Data supplied =
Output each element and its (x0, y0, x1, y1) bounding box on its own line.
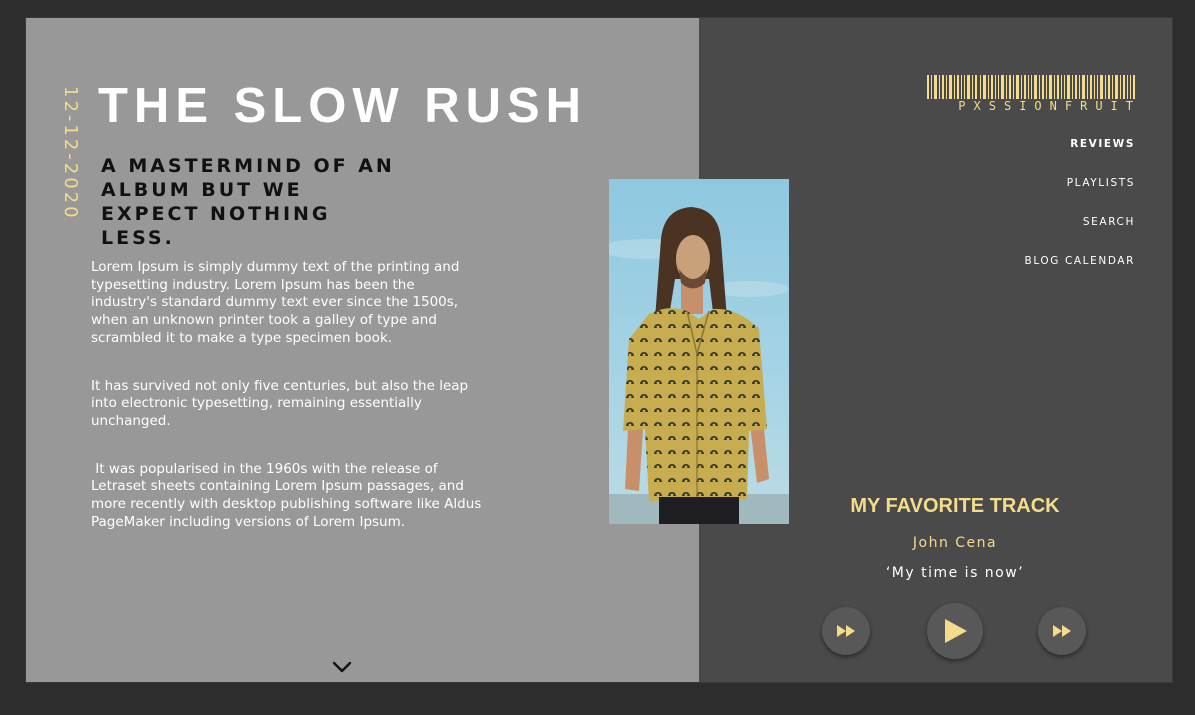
review-paragraph-3: It was popularised in the 1960s with the… (91, 460, 486, 530)
album-subtitle: A MASTERMIND OF AN ALBUM BUT WE EXPECT N… (101, 155, 395, 249)
previous-button[interactable] (822, 607, 870, 655)
track-title: ‘My time is now’ (885, 565, 1025, 581)
chevron-down-icon[interactable] (332, 660, 352, 674)
artist-photo (609, 179, 789, 524)
nav-item-playlists[interactable]: PLAYLISTS (1025, 176, 1135, 215)
main-nav: REVIEWS PLAYLISTS SEARCH BLOG CALENDAR (1025, 137, 1135, 293)
track-artist: John Cena (912, 535, 998, 551)
favorite-track: MY FAVORITE TRACK John Cena ‘My time is … (800, 495, 1110, 581)
nav-item-search[interactable]: SEARCH (1025, 215, 1135, 254)
barcode-icon (927, 75, 1135, 99)
nav-item-reviews[interactable]: REVIEWS (1025, 137, 1135, 176)
track-heading: MY FAVORITE TRACK (850, 495, 1060, 517)
nav-item-blog-calendar[interactable]: BLOG CALENDAR (1025, 254, 1135, 293)
release-date: 12-12-2020 (60, 86, 81, 221)
brand-name: PXSSIONFRUIT (958, 99, 1141, 113)
fast-forward-icon (837, 625, 855, 637)
review-body: Lorem Ipsum is simply dummy text of the … (91, 259, 483, 561)
page-frame: 12-12-2020 THE SLOW RUSH A MASTERMIND OF… (26, 18, 1172, 682)
article-panel: 12-12-2020 THE SLOW RUSH A MASTERMIND OF… (26, 18, 699, 682)
fast-forward-icon (1053, 625, 1071, 637)
play-icon (945, 619, 967, 643)
brand-logo[interactable]: PXSSIONFRUIT (925, 75, 1135, 113)
review-paragraph-1: Lorem Ipsum is simply dummy text of the … (91, 259, 460, 346)
play-button[interactable] (927, 603, 983, 659)
album-title: THE SLOW RUSH (98, 79, 588, 133)
review-paragraph-2: It has survived not only five centuries,… (91, 377, 469, 429)
next-button[interactable] (1038, 607, 1086, 655)
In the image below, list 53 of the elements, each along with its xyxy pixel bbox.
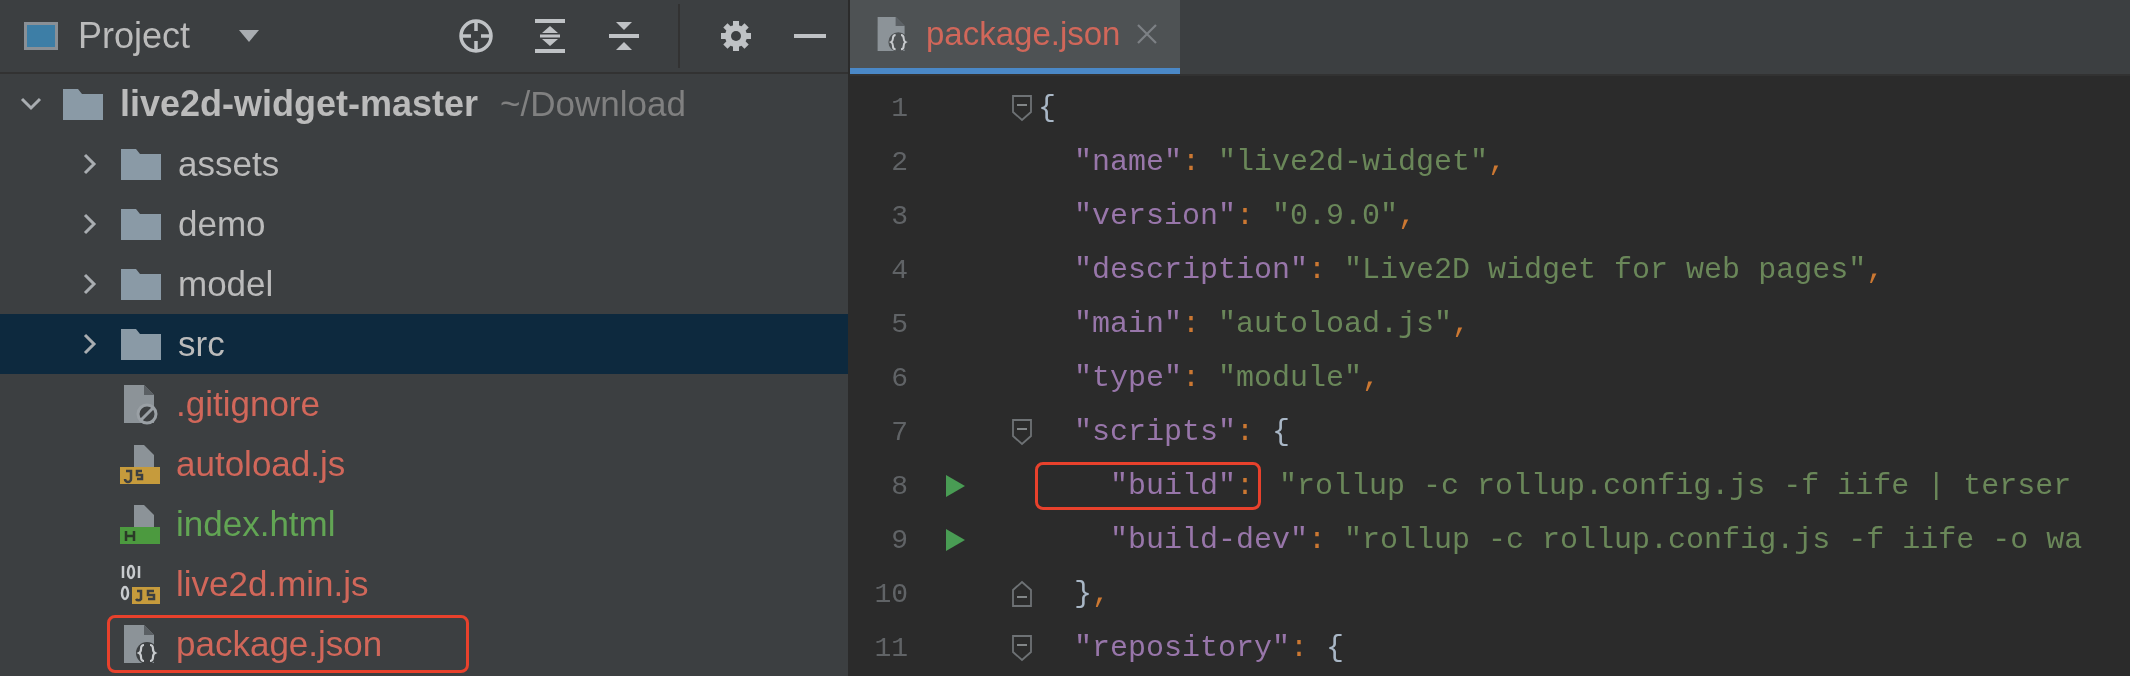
folder-icon — [120, 267, 162, 301]
line-number: 2 — [890, 146, 908, 178]
binary-js-file-icon — [120, 563, 160, 605]
code-line: "scripts": { — [1073, 414, 1291, 451]
line-number: 10 — [873, 578, 908, 610]
run-icon[interactable] — [944, 528, 966, 552]
line-number: 9 — [890, 524, 908, 556]
line-number: 5 — [890, 308, 908, 340]
expand-all-icon[interactable] — [532, 18, 568, 54]
folder-name[interactable]: src — [178, 324, 225, 364]
settings-icon[interactable] — [718, 18, 754, 54]
html-file-icon — [120, 503, 160, 545]
code-line: "type": "module", — [1073, 360, 1381, 397]
folder-name[interactable]: live2d-widget-master — [120, 83, 479, 125]
line-number: 7 — [890, 416, 908, 448]
code-line: "main": "autoload.js", — [1073, 306, 1471, 343]
window-icon — [24, 22, 58, 50]
fold-marker-icon[interactable] — [1011, 418, 1033, 446]
folder-name[interactable]: assets — [178, 144, 280, 184]
code-line: "name": "live2d-widget", — [1073, 144, 1507, 181]
line-number: 8 — [890, 470, 908, 502]
js-file-icon — [120, 443, 160, 485]
fold-marker-icon[interactable] — [1011, 580, 1033, 608]
panel-title[interactable]: Project — [78, 15, 191, 57]
folder-icon — [120, 327, 162, 361]
fold-marker-icon[interactable] — [1011, 634, 1033, 662]
folder-name[interactable]: demo — [178, 204, 266, 244]
file-name[interactable]: index.html — [176, 504, 336, 544]
file-name[interactable]: .gitignore — [176, 384, 320, 424]
code-line: "build-dev": "rollup -c rollup.config.js -f iife -o wa — [1109, 522, 2083, 559]
run-icon[interactable] — [944, 474, 966, 498]
code-line: { — [1038, 90, 1056, 127]
file-name[interactable]: live2d.min.js — [176, 564, 369, 604]
crosshair-icon[interactable] — [458, 18, 494, 54]
file-name[interactable]: autoload.js — [176, 444, 346, 484]
code-line: "build": "rollup -c rollup.config.js -f iife | terser — [1038, 462, 2072, 510]
code-line: "version": "0.9.0", — [1073, 198, 1417, 235]
file-name[interactable]: package.json — [176, 624, 383, 664]
code-line: }, — [1073, 576, 1111, 613]
folder-name[interactable]: model — [178, 264, 274, 304]
dropdown-caret-icon[interactable] — [238, 29, 261, 43]
line-number: 4 — [890, 254, 908, 286]
code-line: "repository": { — [1073, 630, 1345, 667]
line-number: 6 — [890, 362, 908, 394]
folder-icon — [120, 147, 162, 181]
line-number: 1 — [890, 92, 908, 124]
line-number: 11 — [873, 632, 908, 664]
folder-path: ~/Download — [500, 84, 686, 124]
line-number: 3 — [890, 200, 908, 232]
code-line: "description": "Live2D widget for web pages", — [1073, 252, 1885, 289]
folder-icon — [120, 207, 162, 241]
fold-marker-icon[interactable] — [1011, 94, 1033, 122]
folder-icon — [62, 87, 104, 121]
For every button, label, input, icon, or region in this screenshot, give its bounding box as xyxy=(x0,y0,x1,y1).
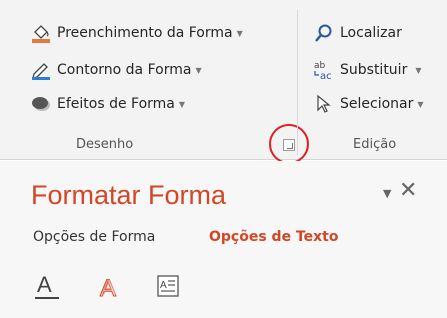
dialog-launcher-icon[interactable] xyxy=(283,139,295,151)
pane-options-chevron-icon[interactable]: ▼ xyxy=(383,187,391,200)
svg-text:A: A xyxy=(37,272,52,297)
group-label-edicao: Edição xyxy=(353,137,397,152)
search-icon xyxy=(313,22,335,44)
replace-icon: ab ac xyxy=(313,59,335,81)
paint-bucket-icon xyxy=(30,22,52,44)
text-effects-icon[interactable]: A A xyxy=(97,272,123,303)
chevron-down-icon: ▼ xyxy=(195,65,202,75)
find-label: Localizar xyxy=(340,25,402,41)
cursor-arrow-icon xyxy=(313,93,335,115)
svg-text:A: A xyxy=(102,277,116,299)
find-button[interactable]: Localizar xyxy=(313,20,402,46)
chevron-down-icon: ▼ xyxy=(415,65,422,75)
chevron-down-icon: ▼ xyxy=(417,99,424,109)
select-button[interactable]: Selecionar ▼ xyxy=(313,91,424,117)
svg-text:ac: ac xyxy=(320,71,332,81)
text-fill-outline-icon[interactable]: A xyxy=(34,272,60,302)
shape-outline-label: Contorno da Forma xyxy=(57,62,192,78)
group-label-desenho: Desenho xyxy=(76,137,134,152)
textbox-icon[interactable]: A xyxy=(156,272,182,302)
replace-label: Substituir xyxy=(340,62,408,78)
pane-title: Formatar Forma xyxy=(31,180,227,210)
shape-fill-label: Preenchimento da Forma xyxy=(57,25,233,41)
svg-text:ab: ab xyxy=(314,61,326,71)
tab-text-options[interactable]: Opções de Texto xyxy=(209,229,338,245)
shape-effects-icon xyxy=(30,93,52,115)
svg-text:A: A xyxy=(160,280,167,291)
close-icon[interactable]: ✕ xyxy=(399,178,417,203)
format-shape-pane: Formatar Forma ▼ ✕ Opções de Forma Opçõe… xyxy=(0,161,447,318)
shape-effects-label: Efeitos de Forma xyxy=(57,96,175,112)
group-separator xyxy=(297,10,298,155)
shape-outline-button[interactable]: Contorno da Forma ▼ xyxy=(30,57,202,83)
shape-fill-button[interactable]: Preenchimento da Forma ▼ xyxy=(30,20,243,46)
replace-button[interactable]: ab ac Substituir ▼ xyxy=(313,57,421,83)
ribbon: Preenchimento da Forma ▼ Contorno da For… xyxy=(0,0,447,164)
chevron-down-icon: ▼ xyxy=(236,28,243,38)
tab-shape-options[interactable]: Opções de Forma xyxy=(33,229,155,245)
pencil-outline-icon xyxy=(30,59,52,81)
shape-effects-button[interactable]: Efeitos de Forma ▼ xyxy=(30,91,185,117)
select-label: Selecionar xyxy=(340,96,414,112)
chevron-down-icon: ▼ xyxy=(178,99,186,109)
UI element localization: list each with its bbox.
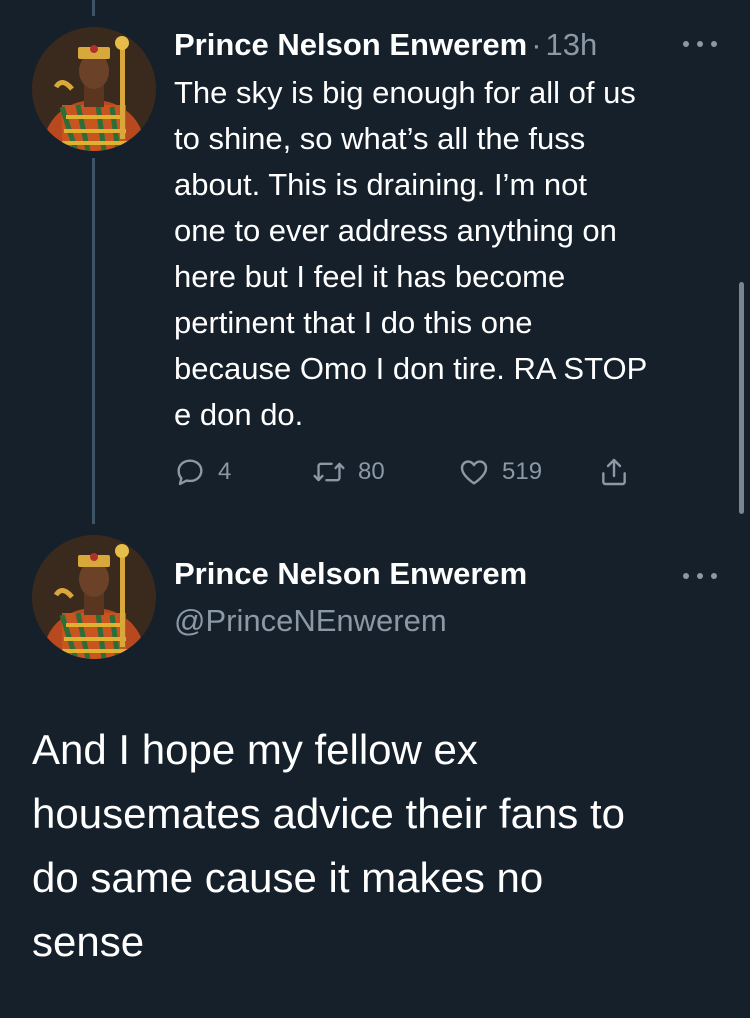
retweet-icon (312, 456, 346, 488)
share-upload-icon (598, 456, 630, 488)
reply-bubble-icon (174, 456, 206, 488)
tweet-header: Prince Nelson Enwerem · 13h (174, 25, 694, 65)
scrollbar[interactable] (739, 282, 744, 514)
more-dots-icon[interactable] (683, 34, 717, 54)
separator-dot: · (531, 27, 542, 62)
tweet-text: And I hope my fellow ex housemates advic… (32, 726, 626, 965)
avatar[interactable] (32, 27, 156, 151)
author-name[interactable]: Prince Nelson Enwerem (174, 556, 527, 592)
avatar[interactable] (32, 535, 156, 659)
reply-button[interactable]: 4 (174, 452, 231, 492)
like-count: 519 (502, 458, 543, 485)
thread-connector-line (92, 158, 95, 524)
heart-icon (458, 456, 490, 488)
tweet-text: The sky is big enough for all of us to s… (174, 75, 648, 432)
thread-connector-line-top (92, 0, 95, 16)
tweet-thread-screen: Prince Nelson Enwerem · 13h The sky is b… (0, 0, 750, 1018)
retweet-count: 80 (358, 458, 385, 485)
author-name[interactable]: Prince Nelson Enwerem (174, 27, 527, 63)
retweet-button[interactable]: 80 (312, 452, 385, 492)
tweet-actions: 4 80 519 (174, 452, 654, 492)
more-dots-icon[interactable] (683, 566, 717, 586)
reply-count: 4 (218, 458, 232, 485)
share-button[interactable] (598, 452, 630, 492)
like-button[interactable]: 519 (458, 452, 542, 492)
author-handle[interactable]: @PrinceNEnwerem (174, 603, 447, 639)
timestamp[interactable]: 13h (546, 27, 598, 63)
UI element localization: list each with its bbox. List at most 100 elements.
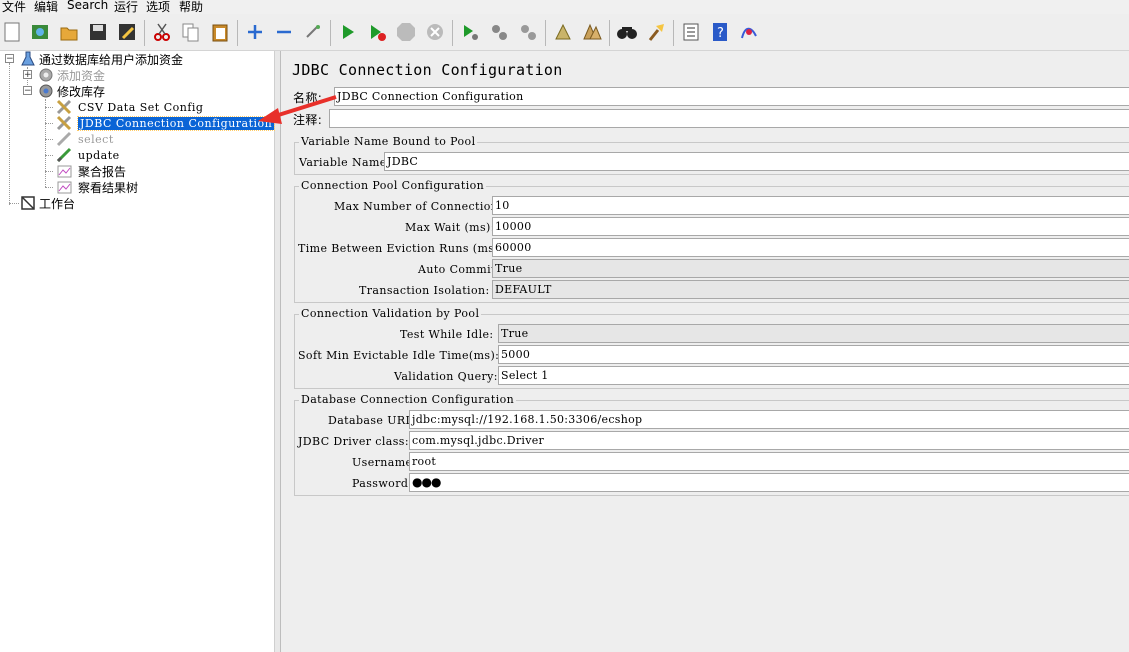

Request =
Please rewrite the lines from the one with "dialog-launcher-icon[interactable] xyxy=(283,139,295,151)" up to and including the one with "shape-fill-label: Preenchimento da", replacing "chevron-down-icon" with "caret-down-icon" and leaving everything else unchanged.

Written response =
dialog-launcher-icon[interactable] xyxy=(283,139,295,151)
pane-options-chevron-icon[interactable]: ▼ xyxy=(383,187,391,200)
svg-text:A: A xyxy=(37,272,52,297)
group-label-edicao: Edição xyxy=(353,137,397,152)
search-icon xyxy=(313,22,335,44)
replace-icon: ab ac xyxy=(313,59,335,81)
paint-bucket-icon xyxy=(30,22,52,44)
text-effects-icon[interactable]: A A xyxy=(97,272,123,303)
caret-down-icon: ▼ xyxy=(195,65,202,75)
find-label: Localizar xyxy=(340,25,402,41)
cursor-arrow-icon xyxy=(313,93,335,115)
svg-text:A: A xyxy=(102,277,116,299)
find-button[interactable]: Localizar xyxy=(313,20,402,46)
caret-down-icon: ▼ xyxy=(415,65,422,75)
caret-down-icon: ▼ xyxy=(417,99,424,109)
select-button[interactable]: Selecionar ▼ xyxy=(313,91,424,117)
svg-text:ac: ac xyxy=(320,71,332,81)
text-fill-outline-icon[interactable]: A xyxy=(34,272,60,302)
shape-outline-label: Contorno da Forma xyxy=(57,62,192,78)
group-label-desenho: Desenho xyxy=(76,137,134,152)
textbox-icon[interactable]: A xyxy=(156,272,182,302)
replace-label: Substituir xyxy=(340,62,408,78)
pane-title: Formatar Forma xyxy=(31,180,227,210)
shape-fill-label: Preenchimento da Forma xyxy=(57,25,233,41)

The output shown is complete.